(Extracted data entries)

[start]

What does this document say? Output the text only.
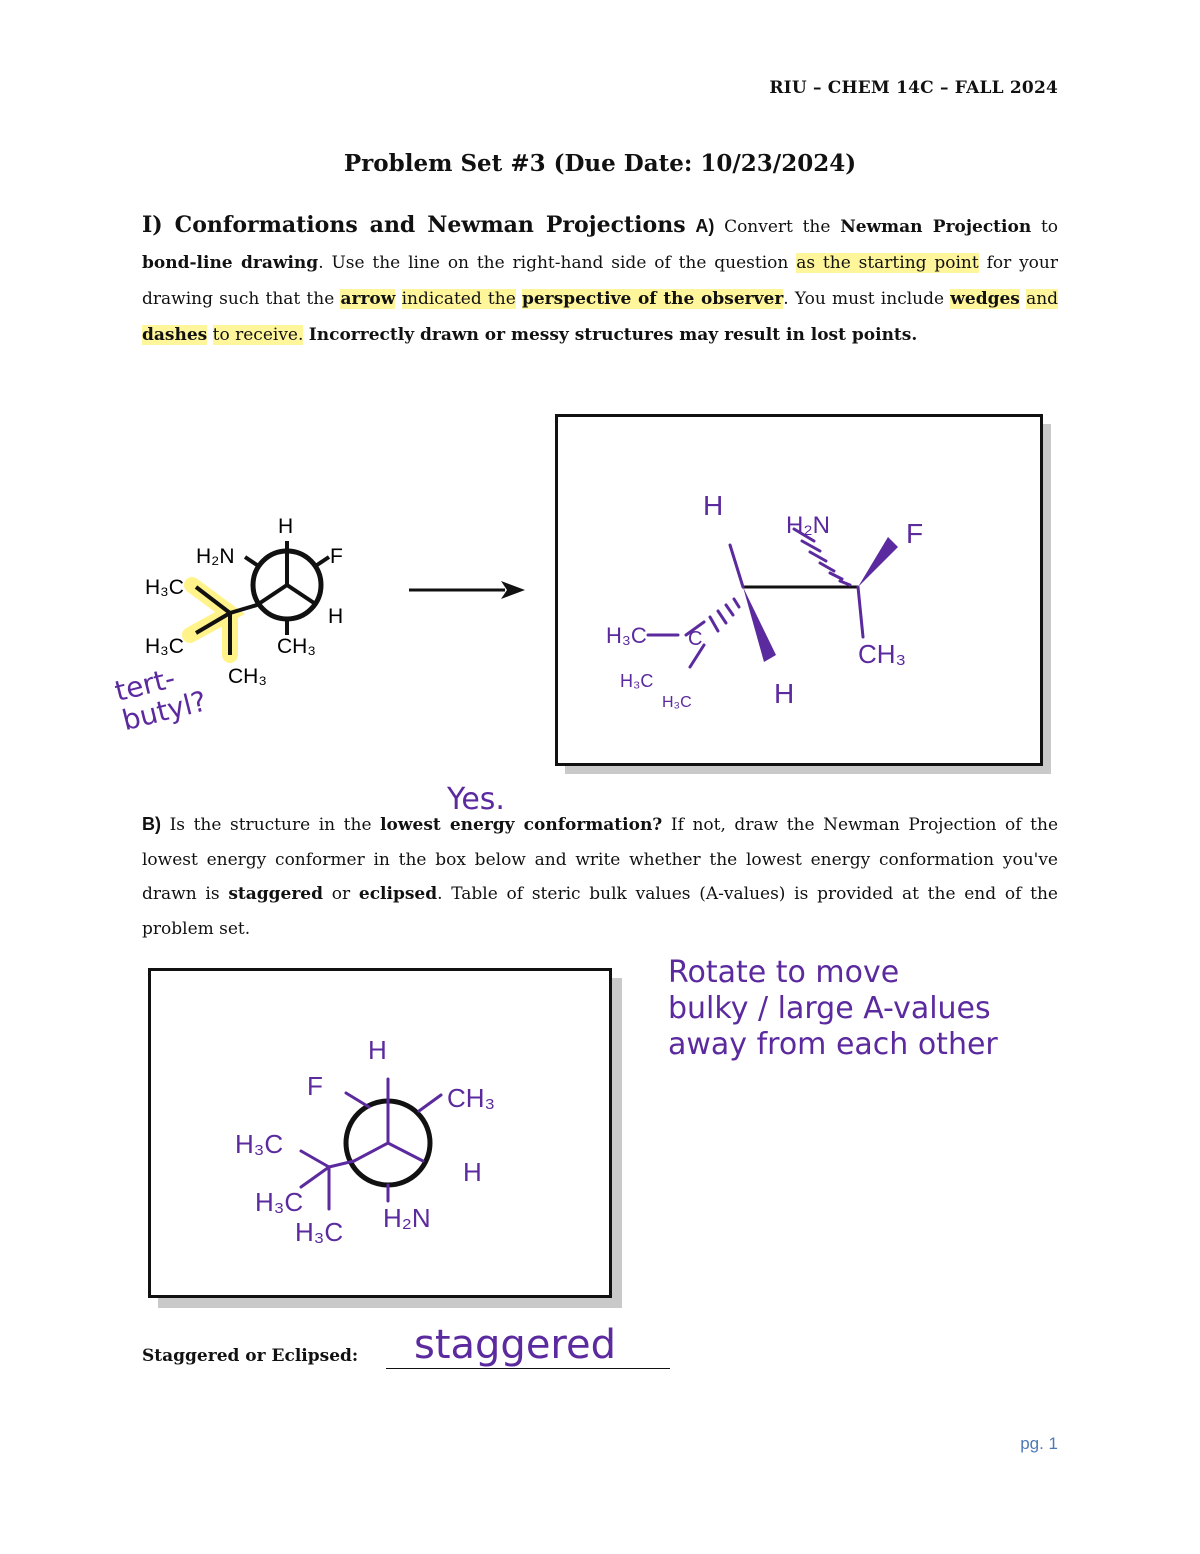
RIU – CHEM 14C – FALL 2024
Problem Set #3 (Due Date: 10/23/2024)
I) Conformations and Newman Projections A) Convert the Newman Projection to bond-line drawing. Use the line on the right-hand side of the question as the starting point for your drawing such that the arrow indicated the perspective of the observer. You must include wedges and dashes to receive. Incorrectly drawn or messy structures may result in lost points.
H
H₂N	F
H
CH₃
H₃C
H₃C
CH₃
tert-butyl?
H
H₂N	F
CH₃
H
H₃C C
H₃C
H₃C
Yes.
B) Is the structure in the lowest energy conformation? If not, draw the Newman Projection of the lowest energy conformer in the box below and write whether the lowest energy conformation you've drawn is staggered or eclipsed. Table of steric bulk values (A-values) is provided at the end of the problem set.
H
F	CH₃
H
H₂N
H₃C
H₃C
H₃C
Rotate to move
bulky / large A-values
away from each other
Staggered or Eclipsed: staggered
pg. 1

[end]

- [Task description]: Using the records above, copy each line that contains "staggered".

- [The response]:
B) Is the structure in the lowest energy conformation? If not, draw the Newman Projection of the lowest energy conformer in the box below and write whether the lowest energy conformation you've drawn is staggered or eclipsed. Table of steric bulk values (A-values) is provided at the end of the problem set.
Staggered or Eclipsed: staggered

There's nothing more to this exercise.